__Exercise goal__
Copy out every line exactly as given.

START Material for this exercise

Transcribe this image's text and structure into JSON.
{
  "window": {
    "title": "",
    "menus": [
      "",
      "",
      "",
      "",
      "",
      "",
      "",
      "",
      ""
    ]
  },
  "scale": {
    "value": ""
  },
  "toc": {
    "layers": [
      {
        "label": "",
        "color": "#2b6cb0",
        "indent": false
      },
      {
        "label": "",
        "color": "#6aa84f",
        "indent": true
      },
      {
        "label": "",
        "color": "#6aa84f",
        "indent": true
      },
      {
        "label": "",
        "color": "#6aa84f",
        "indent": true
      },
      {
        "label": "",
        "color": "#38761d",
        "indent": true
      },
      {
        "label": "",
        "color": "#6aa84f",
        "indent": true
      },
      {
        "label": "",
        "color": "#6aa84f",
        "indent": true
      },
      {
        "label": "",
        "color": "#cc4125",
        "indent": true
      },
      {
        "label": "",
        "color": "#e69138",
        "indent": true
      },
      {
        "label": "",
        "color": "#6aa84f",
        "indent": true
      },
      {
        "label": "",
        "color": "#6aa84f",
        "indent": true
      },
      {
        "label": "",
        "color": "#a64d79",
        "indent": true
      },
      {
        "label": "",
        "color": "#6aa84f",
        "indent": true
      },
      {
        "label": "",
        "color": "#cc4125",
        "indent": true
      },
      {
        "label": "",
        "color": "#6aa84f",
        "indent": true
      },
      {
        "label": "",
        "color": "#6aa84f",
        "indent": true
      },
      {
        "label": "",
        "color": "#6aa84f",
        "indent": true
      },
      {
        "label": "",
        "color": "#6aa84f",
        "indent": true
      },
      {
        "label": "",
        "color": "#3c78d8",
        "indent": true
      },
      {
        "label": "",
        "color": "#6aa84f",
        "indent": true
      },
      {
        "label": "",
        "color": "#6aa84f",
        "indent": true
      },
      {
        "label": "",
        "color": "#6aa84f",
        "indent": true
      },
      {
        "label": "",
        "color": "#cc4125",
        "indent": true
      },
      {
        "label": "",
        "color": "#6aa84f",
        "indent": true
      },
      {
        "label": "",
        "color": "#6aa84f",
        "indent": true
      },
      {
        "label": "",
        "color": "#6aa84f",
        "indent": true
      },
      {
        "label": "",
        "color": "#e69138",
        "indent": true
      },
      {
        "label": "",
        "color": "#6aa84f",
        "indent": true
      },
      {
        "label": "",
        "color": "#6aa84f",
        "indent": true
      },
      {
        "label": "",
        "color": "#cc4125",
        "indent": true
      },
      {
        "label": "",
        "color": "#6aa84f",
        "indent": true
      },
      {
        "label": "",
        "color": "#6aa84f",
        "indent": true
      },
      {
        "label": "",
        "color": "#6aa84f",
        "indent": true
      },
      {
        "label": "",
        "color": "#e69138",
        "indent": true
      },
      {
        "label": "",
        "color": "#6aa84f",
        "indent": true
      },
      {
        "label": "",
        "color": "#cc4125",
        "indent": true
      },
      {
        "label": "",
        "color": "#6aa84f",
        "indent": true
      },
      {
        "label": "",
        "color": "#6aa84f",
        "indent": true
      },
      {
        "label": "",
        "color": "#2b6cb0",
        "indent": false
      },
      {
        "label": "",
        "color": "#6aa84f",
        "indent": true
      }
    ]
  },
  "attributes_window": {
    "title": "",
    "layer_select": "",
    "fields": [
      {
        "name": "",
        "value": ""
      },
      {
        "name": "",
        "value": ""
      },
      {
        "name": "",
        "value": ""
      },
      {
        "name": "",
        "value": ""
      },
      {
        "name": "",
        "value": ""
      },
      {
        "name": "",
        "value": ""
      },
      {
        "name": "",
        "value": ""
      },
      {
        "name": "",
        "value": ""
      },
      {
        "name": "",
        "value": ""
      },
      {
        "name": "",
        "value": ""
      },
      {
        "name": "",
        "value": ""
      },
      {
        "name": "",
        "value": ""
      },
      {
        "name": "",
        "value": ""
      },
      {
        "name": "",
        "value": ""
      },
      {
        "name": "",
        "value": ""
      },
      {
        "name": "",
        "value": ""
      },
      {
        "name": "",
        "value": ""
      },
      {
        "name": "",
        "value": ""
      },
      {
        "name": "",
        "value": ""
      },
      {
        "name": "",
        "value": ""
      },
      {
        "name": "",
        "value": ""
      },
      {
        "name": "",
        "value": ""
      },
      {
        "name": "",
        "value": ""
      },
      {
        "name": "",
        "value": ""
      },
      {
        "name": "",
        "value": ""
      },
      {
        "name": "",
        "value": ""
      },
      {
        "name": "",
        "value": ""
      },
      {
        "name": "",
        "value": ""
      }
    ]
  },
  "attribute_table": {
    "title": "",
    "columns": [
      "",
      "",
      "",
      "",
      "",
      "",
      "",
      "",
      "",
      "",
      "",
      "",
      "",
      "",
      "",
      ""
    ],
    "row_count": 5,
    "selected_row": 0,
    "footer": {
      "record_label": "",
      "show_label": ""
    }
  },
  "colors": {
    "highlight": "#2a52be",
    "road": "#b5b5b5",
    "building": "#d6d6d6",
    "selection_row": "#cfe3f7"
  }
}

END Material for this exercise

__Solution for this task__
Transcribe this image's text and structure into JSON.
{
  "window": {
    "title": "",
    "menus": [
      "",
      "",
      "",
      "",
      "",
      "",
      "",
      "",
      ""
    ]
  },
  "scale": {
    "value": ""
  },
  "toc": {
    "layers": [
      {
        "label": "",
        "color": "#2b6cb0",
        "indent": false
      },
      {
        "label": "",
        "color": "#6aa84f",
        "indent": true
      },
      {
        "label": "",
        "color": "#6aa84f",
        "indent": true
      },
      {
        "label": "",
        "color": "#6aa84f",
        "indent": true
      },
      {
        "label": "",
        "color": "#38761d",
        "indent": true
      },
      {
        "label": "",
        "color": "#6aa84f",
        "indent": true
      },
      {
        "label": "",
        "color": "#6aa84f",
        "indent": true
      },
      {
        "label": "",
        "color": "#cc4125",
        "indent": true
      },
      {
        "label": "",
        "color": "#e69138",
        "indent": true
      },
      {
        "label": "",
        "color": "#6aa84f",
        "indent": true
      },
      {
        "label": "",
        "color": "#6aa84f",
        "indent": true
      },
      {
        "label": "",
        "color": "#a64d79",
        "indent": true
      },
      {
        "label": "",
        "color": "#6aa84f",
        "indent": true
      },
      {
        "label": "",
        "color": "#cc4125",
        "indent": true
      },
      {
        "label": "",
        "color": "#6aa84f",
        "indent": true
      },
      {
        "label": "",
        "color": "#6aa84f",
        "indent": true
      },
      {
        "label": "",
        "color": "#6aa84f",
        "indent": true
      },
      {
        "label": "",
        "color": "#6aa84f",
        "indent": true
      },
      {
        "label": "",
        "color": "#3c78d8",
        "indent": true
      },
      {
        "label": "",
        "color": "#6aa84f",
        "indent": true
      },
      {
        "label": "",
        "color": "#6aa84f",
        "indent": true
      },
      {
        "label": "",
        "color": "#6aa84f",
        "indent": true
      },
      {
        "label": "",
        "color": "#cc4125",
        "indent": true
      },
      {
        "label": "",
        "color": "#6aa84f",
        "indent": true
      },
      {
        "label": "",
        "color": "#6aa84f",
        "indent": true
      },
      {
        "label": "",
        "color": "#6aa84f",
        "indent": true
      },
      {
        "label": "",
        "color": "#e69138",
        "indent": true
      },
      {
        "label": "",
        "color": "#6aa84f",
        "indent": true
      },
      {
        "label": "",
        "color": "#6aa84f",
        "indent": true
      },
      {
        "label": "",
        "color": "#cc4125",
        "indent": true
      },
      {
        "label": "",
        "color": "#6aa84f",
        "indent": true
      },
      {
        "label": "",
        "color": "#6aa84f",
        "indent": true
      },
      {
        "label": "",
        "color": "#6aa84f",
        "indent": true
      },
      {
        "label": "",
        "color": "#e69138",
        "indent": true
      },
      {
        "label": "",
        "color": "#6aa84f",
        "indent": true
      },
      {
        "label": "",
        "color": "#cc4125",
        "indent": true
      },
      {
        "label": "",
        "color": "#6aa84f",
        "indent": true
      },
      {
        "label": "",
        "color": "#6aa84f",
        "indent": true
      },
      {
        "label": "",
        "color": "#2b6cb0",
        "indent": false
      },
      {
        "label": "",
        "color": "#6aa84f",
        "indent": true
      }
    ]
  },
  "attributes_window": {
    "title": "",
    "layer_select": "",
    "fields": [
      {
        "name": "",
        "value": ""
      },
      {
        "name": "",
        "value": ""
      },
      {
        "name": "",
        "value": ""
      },
      {
        "name": "",
        "value": ""
      },
      {
        "name": "",
        "value": ""
      },
      {
        "name": "",
        "value": ""
      },
      {
        "name": "",
        "value": ""
      },
      {
        "name": "",
        "value": ""
      },
      {
        "name": "",
        "value": ""
      },
      {
        "name": "",
        "value": ""
      },
      {
        "name": "",
        "value": ""
      },
      {
        "name": "",
        "value": ""
      },
      {
        "name": "",
        "value": ""
      },
      {
        "name": "",
        "value": ""
      },
      {
        "name": "",
        "value": ""
      },
      {
        "name": "",
        "value": ""
      },
      {
        "name": "",
        "value": ""
      },
      {
        "name": "",
        "value": ""
      },
      {
        "name": "",
        "value": ""
      },
      {
        "name": "",
        "value": ""
      },
      {
        "name": "",
        "value": ""
      },
      {
        "name": "",
        "value": ""
      },
      {
        "name": "",
        "value": ""
      },
      {
        "name": "",
        "value": ""
      },
      {
        "name": "",
        "value": ""
      },
      {
        "name": "",
        "value": ""
      },
      {
        "name": "",
        "value": ""
      },
      {
        "name": "",
        "value": ""
      }
    ]
  },
  "attribute_table": {
    "title": "",
    "columns": [
      "",
      "",
      "",
      "",
      "",
      "",
      "",
      "",
      "",
      "",
      "",
      "",
      "",
      "",
      "",
      ""
    ],
    "row_count": 5,
    "selected_row": 0,
    "footer": {
      "record_label": "",
      "show_label": ""
    }
  },
  "colors": {
    "highlight": "#2a52be",
    "road": "#b5b5b5",
    "building": "#d6d6d6",
    "selection_row": "#cfe3f7"
  }
}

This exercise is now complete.